## BEGIN SUPPLIED INFORMATION
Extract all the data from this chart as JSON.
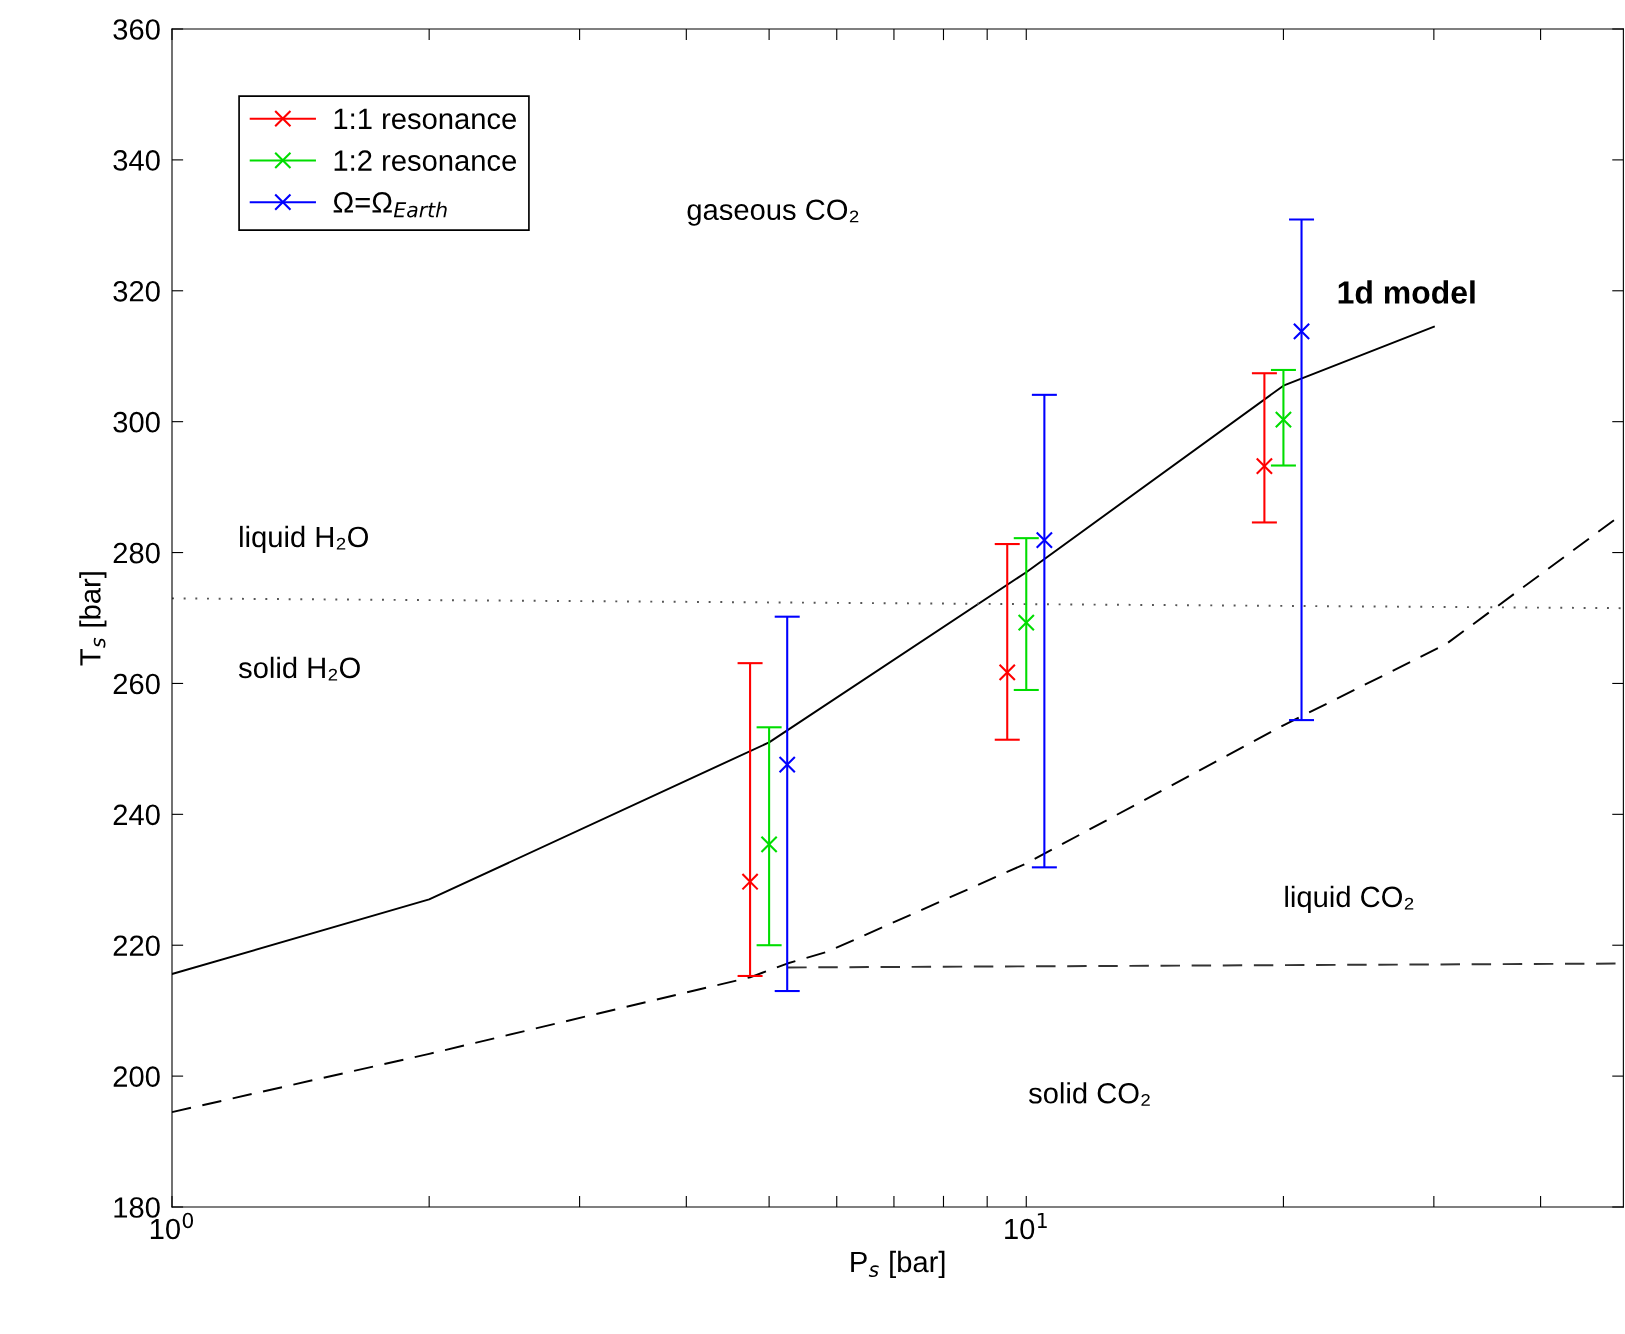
{
  "chart_data": {
    "type": "line",
    "xlabel": "P$_{s}$ [bar]",
    "ylabel": "T$_{s}$ [bar]",
    "log": "x",
    "xlim": [
      1,
      50
    ],
    "xticks": [
      {
        "value": 1,
        "label": "10$^{0}$"
      },
      {
        "value": 2,
        "label": null
      },
      {
        "value": 3,
        "label": null
      },
      {
        "value": 4,
        "label": null
      },
      {
        "value": 5,
        "label": null
      },
      {
        "value": 6,
        "label": null
      },
      {
        "value": 7,
        "label": null
      },
      {
        "value": 8,
        "label": null
      },
      {
        "value": 9,
        "label": null
      },
      {
        "value": 10,
        "label": "10$^{1}$"
      },
      {
        "value": 20,
        "label": null
      },
      {
        "value": 30,
        "label": null
      },
      {
        "value": 40,
        "label": null
      }
    ],
    "ylim": [
      180,
      360
    ],
    "yticks": [
      180,
      200,
      220,
      240,
      260,
      280,
      300,
      320,
      340,
      360
    ],
    "grid": false,
    "legend": "top left",
    "series": [
      {
        "type": "line",
        "color": "#000000",
        "line_style": "solid",
        "x": [
          1,
          2,
          5,
          10,
          20,
          30
        ],
        "values": [
          215.6,
          227,
          251,
          277,
          305.5,
          314.5
        ]
      },
      {
        "type": "line",
        "color": "#000000",
        "line_style": "dashed",
        "x": [
          1,
          2,
          4.75,
          5.25,
          5.85,
          10,
          20,
          31,
          50
        ],
        "values": [
          194.5,
          203.4,
          215.1,
          217.2,
          219,
          232.5,
          253.6,
          266,
          286
        ]
      },
      {
        "type": "line",
        "color": "#333333",
        "line_style": "dashed",
        "x": [
          5.25,
          50
        ],
        "values": [
          216.6,
          217.2
        ]
      },
      {
        "type": "line",
        "color": "#555555",
        "line_style": "dotted",
        "x": [
          1,
          50
        ],
        "values": [
          273,
          271.5
        ]
      },
      {
        "type": "scatter",
        "name": "1:1 resonance",
        "color": "#ff0000",
        "marker": "cross",
        "x": [
          4.75,
          9.5,
          19
        ],
        "values": [
          229.7,
          261.7,
          293.2
        ],
        "errors": [
          [
            215.3,
            263.1
          ],
          [
            251.4,
            281.3
          ],
          [
            284.6,
            307.4
          ]
        ]
      },
      {
        "type": "scatter",
        "name": "1:2 resonance",
        "color": "#00dd00",
        "marker": "cross",
        "x": [
          5,
          10,
          20
        ],
        "values": [
          235.4,
          269.3,
          300.3
        ],
        "errors": [
          [
            220,
            253.3
          ],
          [
            259,
            282.2
          ],
          [
            293.3,
            307.9
          ]
        ]
      },
      {
        "type": "scatter",
        "name": "Ω=Ω$_{Earth}$",
        "color": "#0000ff",
        "marker": "cross",
        "x": [
          5.25,
          10.5,
          21
        ],
        "values": [
          247.6,
          281.9,
          313.8
        ],
        "errors": [
          [
            213,
            270.2
          ],
          [
            231.9,
            304.1
          ],
          [
            254.4,
            330.9
          ]
        ]
      }
    ],
    "annotations": [
      "gaseous CO₂",
      "liquid H₂O",
      "solid H₂O",
      "liquid CO₂",
      "solid CO₂",
      {
        "text": "1d model",
        "x": 30,
        "y": 314.5
      }
    ]
  }
}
## END SUPPLIED INFORMATION
PROBLEM STATEMENT: Leave out the pictures and print each record exactly as it stands.

EXERCISE ANSWER:
Extract all the data from this chart as JSON.
{
  "chart_data": {
    "type": "line",
    "xlabel": "P$_{s}$ [bar]",
    "ylabel": "T$_{s}$ [bar]",
    "log": "x",
    "xlim": [
      1,
      50
    ],
    "xticks": [
      {
        "value": 1,
        "label": "10$^{0}$"
      },
      {
        "value": 2,
        "label": null
      },
      {
        "value": 3,
        "label": null
      },
      {
        "value": 4,
        "label": null
      },
      {
        "value": 5,
        "label": null
      },
      {
        "value": 6,
        "label": null
      },
      {
        "value": 7,
        "label": null
      },
      {
        "value": 8,
        "label": null
      },
      {
        "value": 9,
        "label": null
      },
      {
        "value": 10,
        "label": "10$^{1}$"
      },
      {
        "value": 20,
        "label": null
      },
      {
        "value": 30,
        "label": null
      },
      {
        "value": 40,
        "label": null
      }
    ],
    "ylim": [
      180,
      360
    ],
    "yticks": [
      180,
      200,
      220,
      240,
      260,
      280,
      300,
      320,
      340,
      360
    ],
    "grid": false,
    "legend": "top left",
    "series": [
      {
        "type": "line",
        "color": "#000000",
        "line_style": "solid",
        "x": [
          1,
          2,
          5,
          10,
          20,
          30
        ],
        "values": [
          215.6,
          227,
          251,
          277,
          305.5,
          314.5
        ]
      },
      {
        "type": "line",
        "color": "#000000",
        "line_style": "dashed",
        "x": [
          1,
          2,
          4.75,
          5.25,
          5.85,
          10,
          20,
          31,
          50
        ],
        "values": [
          194.5,
          203.4,
          215.1,
          217.2,
          219,
          232.5,
          253.6,
          266,
          286
        ]
      },
      {
        "type": "line",
        "color": "#333333",
        "line_style": "dashed",
        "x": [
          5.25,
          50
        ],
        "values": [
          216.6,
          217.2
        ]
      },
      {
        "type": "line",
        "color": "#555555",
        "line_style": "dotted",
        "x": [
          1,
          50
        ],
        "values": [
          273,
          271.5
        ]
      },
      {
        "type": "scatter",
        "name": "1:1 resonance",
        "color": "#ff0000",
        "marker": "cross",
        "x": [
          4.75,
          9.5,
          19
        ],
        "values": [
          229.7,
          261.7,
          293.2
        ],
        "errors": [
          [
            215.3,
            263.1
          ],
          [
            251.4,
            281.3
          ],
          [
            284.6,
            307.4
          ]
        ]
      },
      {
        "type": "scatter",
        "name": "1:2 resonance",
        "color": "#00dd00",
        "marker": "cross",
        "x": [
          5,
          10,
          20
        ],
        "values": [
          235.4,
          269.3,
          300.3
        ],
        "errors": [
          [
            220,
            253.3
          ],
          [
            259,
            282.2
          ],
          [
            293.3,
            307.9
          ]
        ]
      },
      {
        "type": "scatter",
        "name": "Ω=Ω$_{Earth}$",
        "color": "#0000ff",
        "marker": "cross",
        "x": [
          5.25,
          10.5,
          21
        ],
        "values": [
          247.6,
          281.9,
          313.8
        ],
        "errors": [
          [
            213,
            270.2
          ],
          [
            231.9,
            304.1
          ],
          [
            254.4,
            330.9
          ]
        ]
      }
    ],
    "annotations": [
      "gaseous CO₂",
      "liquid H₂O",
      "solid H₂O",
      "liquid CO₂",
      "solid CO₂",
      {
        "text": "1d model",
        "x": 30,
        "y": 314.5
      }
    ]
  }
}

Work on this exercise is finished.